### [Selected passage]

- - -

Snakeheads are excellent parents. Males and females shepherd their young, which travel in ball-shaped schools, to protect them from predators, ensuring a survival rate higher than that of native fish, Newhard said. The fish are an apex predator at the top of the food chain: Almost nothing preys on them, while they eat almost everything.

“They compete for the same food source with largemouth bass, white perch, yellow perch” and other fish, said Steve Vilnit, director of fisheries marketing for the DNR.

A possible record 18-pound snakehead was caught in Virginia’s Occoquan River last month.

Cecil Gilroy of Teamblazer Bowfishing said he could tell “the population is exploding. Two years ago, we only saw one or two at night. Last night we shot 25 and missed 15.”

No time to sleep

During the tournament, fishing mostly happened at night, with boats hugging the shoreline where snakehead swim among underwater grasses. Teamblazer Bowfishing launched about 6 p.m. Saturday and returned at noon the next day for the 1 p.m. weigh-in. Stack spotted the prize-winning 16-pounder under halogen lights shining from the boat about 1 a.m.

“We didn’t have time to sleep,” said Frank Gore of Port Tobacco, another team member. There was time for that after counting their winnings.

Favorite fishing areas are kept secret from other teams. Michael Nutter, 15, wouldn’t reveal where he and three buddies from La Plata High School — Nick Hill, 15, Cole Bowling, 14, and Nick Shymansky, 16 — caught their 33 snakeheads.

“It’s shallow, and they spawn at this time of year, and the water is real clear,” Nutter said.

About 10 p.m., Shymansky saw a huge fish, 14 pounds. He aimed the bow just below where the fish seemed to be, since the water creates an illusion. His bolt ripped a hole in the fish’s back.

The teenagers were shouting so much that Shymansky eventually lost his voice.

- - -

### [Entries]
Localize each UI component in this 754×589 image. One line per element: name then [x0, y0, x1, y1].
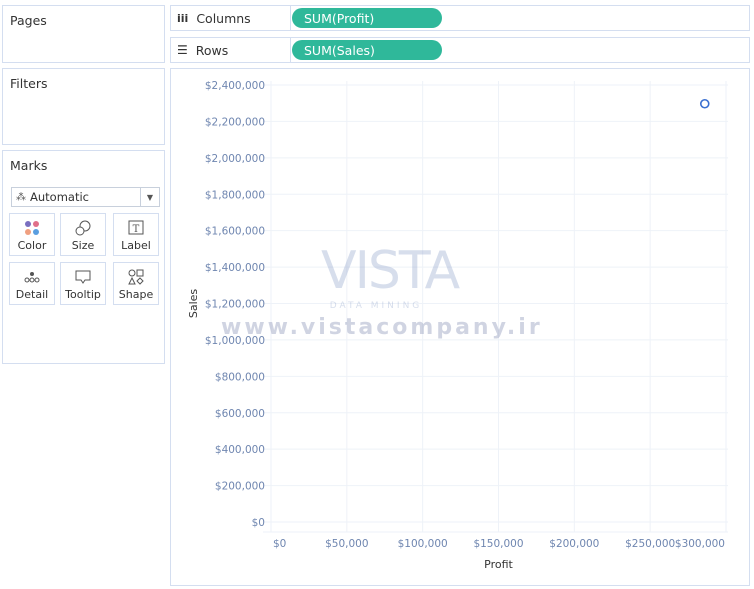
marks-card: Marks ⁂ Automatic ▼ Color Size T Label De…: [2, 150, 165, 364]
y-tick-label: $400,000: [215, 444, 265, 456]
label-button[interactable]: T Label: [113, 213, 159, 256]
x-axis-title: Profit: [484, 558, 513, 571]
shape-label: Shape: [118, 288, 154, 301]
y-tick-label: $600,000: [215, 408, 265, 420]
x-tick-label: $200,000: [549, 538, 599, 550]
size-label: Size: [71, 239, 95, 252]
x-tick-label: $0: [273, 538, 286, 550]
columns-icon: iii: [177, 11, 189, 25]
chevron-down-icon[interactable]: ▼: [140, 188, 159, 206]
tooltip-label: Tooltip: [65, 288, 101, 301]
size-button[interactable]: Size: [60, 213, 106, 256]
color-dots-icon: [10, 217, 54, 239]
y-tick-label: $200,000: [215, 481, 265, 493]
x-tick-label: $250,000: [625, 538, 675, 550]
mark-type-value: Automatic: [30, 190, 89, 204]
y-tick-label: $2,000,000: [205, 153, 265, 165]
y-axis-title: Sales: [187, 289, 200, 319]
pages-card[interactable]: Pages: [2, 5, 165, 63]
columns-shelf[interactable]: iii Columns SUM(Profit): [170, 5, 750, 31]
x-tick-label: $100,000: [398, 538, 448, 550]
x-tick-label: $300,000: [675, 538, 725, 550]
y-tick-label: $1,000,000: [205, 335, 265, 347]
label-label: Label: [121, 239, 151, 252]
columns-label: Columns: [196, 10, 251, 26]
y-tick-label: $1,600,000: [205, 226, 265, 238]
shape-button[interactable]: Shape: [113, 262, 159, 305]
automatic-shape-icon: ⁂: [16, 191, 26, 203]
tooltip-bubble-icon: [61, 266, 105, 288]
size-circles-icon: [61, 217, 105, 239]
filters-title: Filters: [10, 76, 48, 91]
marks-title: Marks: [10, 158, 48, 173]
mark-type-dropdown[interactable]: ⁂ Automatic ▼: [11, 187, 160, 207]
pages-title: Pages: [10, 13, 47, 28]
y-tick-label: $2,200,000: [205, 116, 265, 128]
x-tick-label: $50,000: [325, 538, 368, 550]
y-tick-label: $800,000: [215, 371, 265, 383]
y-tick-label: $1,200,000: [205, 299, 265, 311]
rows-icon: ☰: [177, 43, 188, 57]
color-button[interactable]: Color: [9, 213, 55, 256]
y-tick-label: $1,800,000: [205, 189, 265, 201]
x-tick-label: $150,000: [473, 538, 523, 550]
filters-card[interactable]: Filters: [2, 68, 165, 145]
detail-button[interactable]: Detail: [9, 262, 55, 305]
chart-view[interactable]: $0 $200,000 $400,000 $600,000 $800,000 $1,000…: [170, 68, 750, 586]
y-tick-label: $2,400,000: [205, 80, 265, 92]
sum-sales-pill[interactable]: SUM(Sales): [292, 40, 442, 60]
detail-dots-icon: [10, 266, 54, 288]
rows-shelf[interactable]: ☰ Rows SUM(Sales): [170, 37, 750, 63]
sum-profit-pill[interactable]: SUM(Profit): [292, 8, 442, 28]
detail-label: Detail: [15, 288, 49, 301]
svg-text:T: T: [133, 224, 140, 235]
rows-label: Rows: [195, 42, 229, 58]
label-text-icon: T: [114, 217, 158, 239]
data-point: [699, 98, 710, 109]
tooltip-button[interactable]: Tooltip: [60, 262, 106, 305]
y-tick-label: $1,400,000: [205, 262, 265, 274]
color-label: Color: [17, 239, 47, 252]
scatter-chart: $0 $200,000 $400,000 $600,000 $800,000 $1,000…: [187, 80, 728, 571]
shape-icon: [114, 266, 158, 288]
y-tick-label: $0: [252, 517, 265, 529]
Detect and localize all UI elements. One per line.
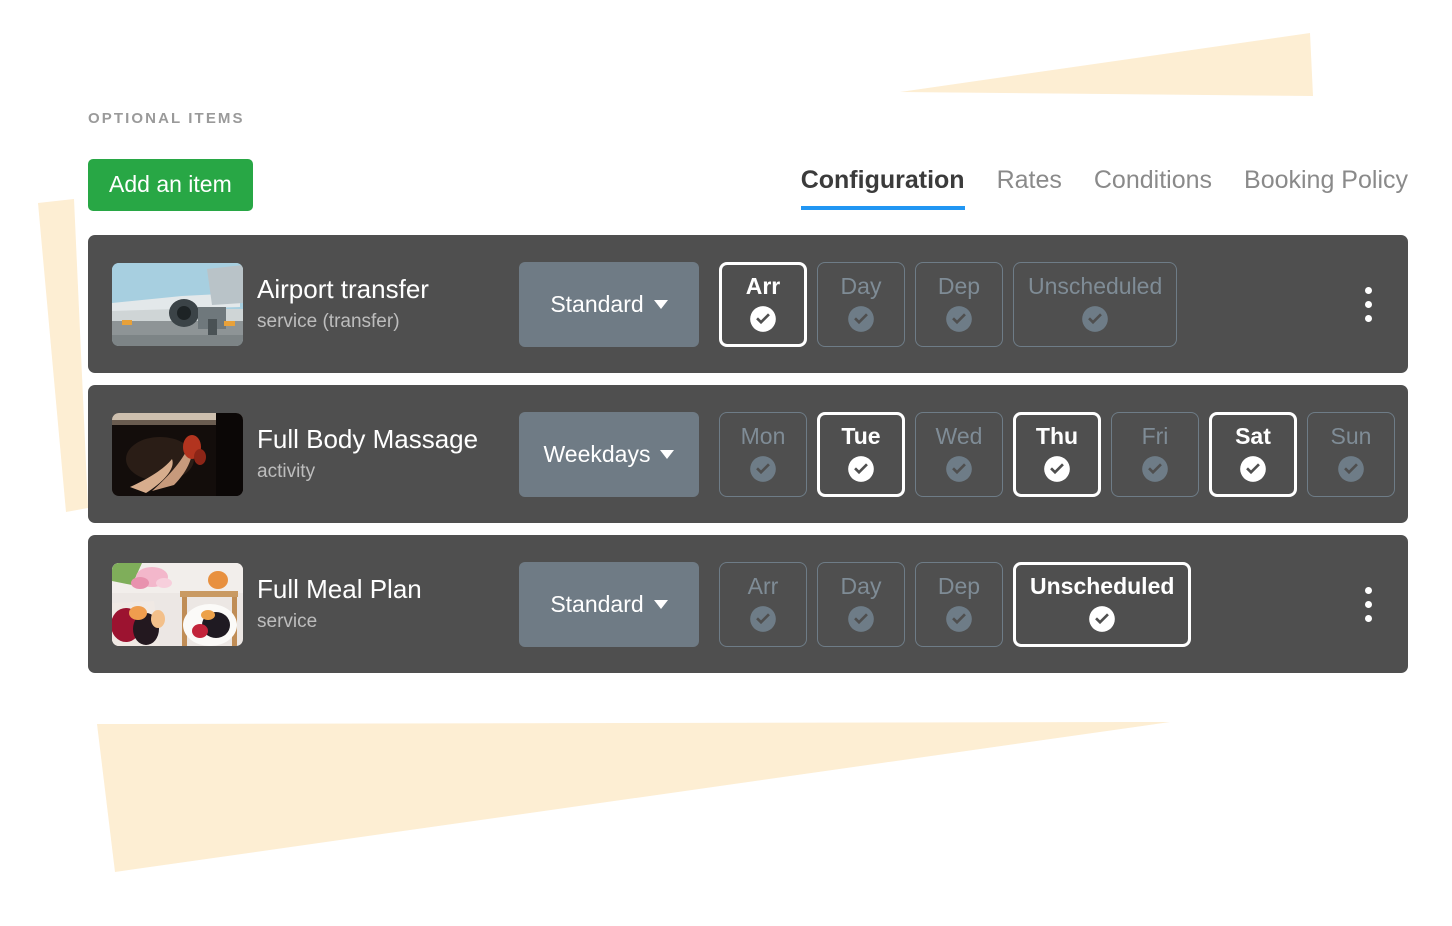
check-circle-icon xyxy=(946,606,972,633)
schedule-type-value: Standard xyxy=(550,290,644,317)
tab-bar: Configuration Rates Conditions Booking Poli… xyxy=(800,159,1408,210)
check-circle-icon xyxy=(1240,456,1266,483)
chevron-down-icon xyxy=(660,449,675,459)
food-flatlay-photo xyxy=(112,562,243,646)
kebab-dot xyxy=(1409,464,1417,472)
item-title: Full Meal Plan xyxy=(257,575,422,605)
kebab-dot xyxy=(1364,300,1372,308)
schedule-chip-day[interactable]: Day xyxy=(817,561,905,647)
chip-label: Unscheduled xyxy=(1030,573,1175,600)
tab-rates[interactable]: Rates xyxy=(997,165,1062,210)
schedule-chip-group: Arr Day Dep Unscheduled xyxy=(719,261,1178,347)
section-title: OPTIONAL ITEMS xyxy=(88,110,245,127)
kebab-dot xyxy=(1409,436,1417,444)
schedule-chip-unscheduled[interactable]: Unscheduled xyxy=(1013,261,1178,347)
kebab-dot xyxy=(1364,600,1372,608)
check-circle-icon xyxy=(848,306,874,333)
item-title: Full Body Massage xyxy=(257,425,479,455)
item-text: Airport transfer service (transfer) xyxy=(257,275,503,333)
schedule-type-value: Standard xyxy=(550,590,644,617)
kebab-dot xyxy=(1364,614,1372,622)
check-circle-icon xyxy=(1338,456,1364,483)
schedule-chip-sat[interactable]: Sat xyxy=(1209,411,1297,497)
chip-label: Dep xyxy=(937,573,981,600)
schedule-type-dropdown[interactable]: Weekdays xyxy=(519,411,699,497)
item-subtitle: service (transfer) xyxy=(257,311,400,333)
chip-label: Fri xyxy=(1141,423,1169,450)
kebab-dot xyxy=(1364,314,1372,322)
chip-label: Arr xyxy=(745,273,781,300)
optional-items-list: Airport transfer service (transfer) Standa… xyxy=(88,235,1452,674)
schedule-chip-day[interactable]: Day xyxy=(817,261,905,347)
chip-label: Day xyxy=(840,573,882,600)
chevron-down-icon xyxy=(653,599,668,609)
kebab-menu-icon[interactable] xyxy=(1350,281,1386,327)
add-an-item-button[interactable]: Add an item xyxy=(88,159,253,212)
item-title: Airport transfer xyxy=(257,275,429,305)
schedule-chip-dep[interactable]: Dep xyxy=(915,261,1003,347)
check-circle-icon xyxy=(1082,306,1108,333)
check-circle-icon xyxy=(848,606,874,633)
kebab-dot xyxy=(1364,286,1372,294)
chip-label: Tue xyxy=(841,423,881,450)
massage-photo xyxy=(112,412,243,496)
check-circle-icon xyxy=(1089,606,1116,633)
schedule-chip-wed[interactable]: Wed xyxy=(915,411,1003,497)
chip-label: Mon xyxy=(740,423,786,450)
chip-label: Sun xyxy=(1330,423,1372,450)
tab-booking-policy[interactable]: Booking Policy xyxy=(1244,165,1408,210)
schedule-chip-group: Arr Day Dep Unscheduled xyxy=(719,561,1192,647)
item-text: Full Body Massage activity xyxy=(257,425,503,483)
item-row: Full Meal Plan service Standard Arr Day Dep Un… xyxy=(88,535,1408,674)
schedule-chip-group: Mon Tue Wed Thu Fri Sat Sun xyxy=(719,411,1395,497)
kebab-menu-icon[interactable] xyxy=(1395,431,1431,477)
kebab-menu-icon[interactable] xyxy=(1350,581,1386,627)
schedule-chip-fri[interactable]: Fri xyxy=(1111,411,1199,497)
item-subtitle: activity xyxy=(257,461,316,483)
item-subtitle: service xyxy=(257,611,318,633)
optional-items-page: OPTIONAL ITEMS Add an item Configuration… xyxy=(0,0,1452,674)
chip-label: Day xyxy=(840,273,882,300)
tab-conditions[interactable]: Conditions xyxy=(1094,165,1212,210)
kebab-dot xyxy=(1409,450,1417,458)
check-circle-icon xyxy=(946,306,972,333)
schedule-type-dropdown[interactable]: Standard xyxy=(519,261,699,347)
schedule-chip-unscheduled[interactable]: Unscheduled xyxy=(1013,561,1192,647)
chip-label: Unscheduled xyxy=(1028,273,1163,300)
decor-wedge-bottom xyxy=(97,722,1170,872)
airplane-tarmac-photo xyxy=(112,262,243,346)
schedule-chip-arr[interactable]: Arr xyxy=(719,561,807,647)
schedule-chip-sun[interactable]: Sun xyxy=(1307,411,1395,497)
schedule-chip-mon[interactable]: Mon xyxy=(719,411,807,497)
schedule-chip-arr[interactable]: Arr xyxy=(719,261,807,347)
schedule-chip-thu[interactable]: Thu xyxy=(1013,411,1101,497)
chevron-down-icon xyxy=(653,299,668,309)
check-circle-icon xyxy=(946,456,972,483)
item-row: Full Body Massage activity Weekdays Mon Tue W… xyxy=(88,385,1417,524)
chip-label: Thu xyxy=(1035,423,1079,450)
schedule-chip-tue[interactable]: Tue xyxy=(817,411,905,497)
chip-label: Wed xyxy=(935,423,983,450)
chip-label: Sat xyxy=(1235,423,1271,450)
kebab-dot xyxy=(1364,586,1372,594)
check-circle-icon xyxy=(750,306,776,333)
schedule-chip-dep[interactable]: Dep xyxy=(915,561,1003,647)
toolbar: Add an item Configuration Rates Conditions… xyxy=(88,159,1408,212)
tab-configuration[interactable]: Configuration xyxy=(800,165,965,210)
chip-label: Arr xyxy=(747,573,779,600)
schedule-type-value: Weekdays xyxy=(543,440,651,467)
check-circle-icon xyxy=(1044,456,1070,483)
check-circle-icon xyxy=(848,456,874,483)
check-circle-icon xyxy=(1142,456,1168,483)
check-circle-icon xyxy=(750,606,776,633)
schedule-type-dropdown[interactable]: Standard xyxy=(519,561,699,647)
chip-label: Dep xyxy=(937,273,981,300)
check-circle-icon xyxy=(750,456,776,483)
item-text: Full Meal Plan service xyxy=(257,575,503,633)
item-row: Airport transfer service (transfer) Standa… xyxy=(88,235,1408,374)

- - -

### [Written tasks]
**a.** List the La Plata High School students named in the snakehead article, giving each one's age.
**b.** Reproduce the stretch of the records from the line containing "check-circle-icon xyxy=(946,606,972,633)" through the line containing "tab-rates[interactable]: Rates xyxy=(997,165,1062,210)", both included.

### [Answers provided]
**a.**
Michael Nutter, 15
Nick Hill, 15
Cole Bowling, 14
Nick Shymansky, 16

**b.**
check-circle-icon xyxy=(946,606,972,633)
schedule-type-value: Standard xyxy=(550,290,644,317)
tab-bar: Configuration Rates Conditions Booking Poli… xyxy=(800,159,1408,210)
check-circle-icon xyxy=(1240,456,1266,483)
chevron-down-icon xyxy=(660,449,675,459)
food-flatlay-photo xyxy=(112,562,243,646)
kebab-dot xyxy=(1409,464,1417,472)
item-title: Full Meal Plan xyxy=(257,575,422,605)
kebab-dot xyxy=(1364,300,1372,308)
schedule-chip-day[interactable]: Day xyxy=(817,561,905,647)
chip-label: Unscheduled xyxy=(1030,573,1175,600)
tab-rates[interactable]: Rates xyxy=(997,165,1062,210)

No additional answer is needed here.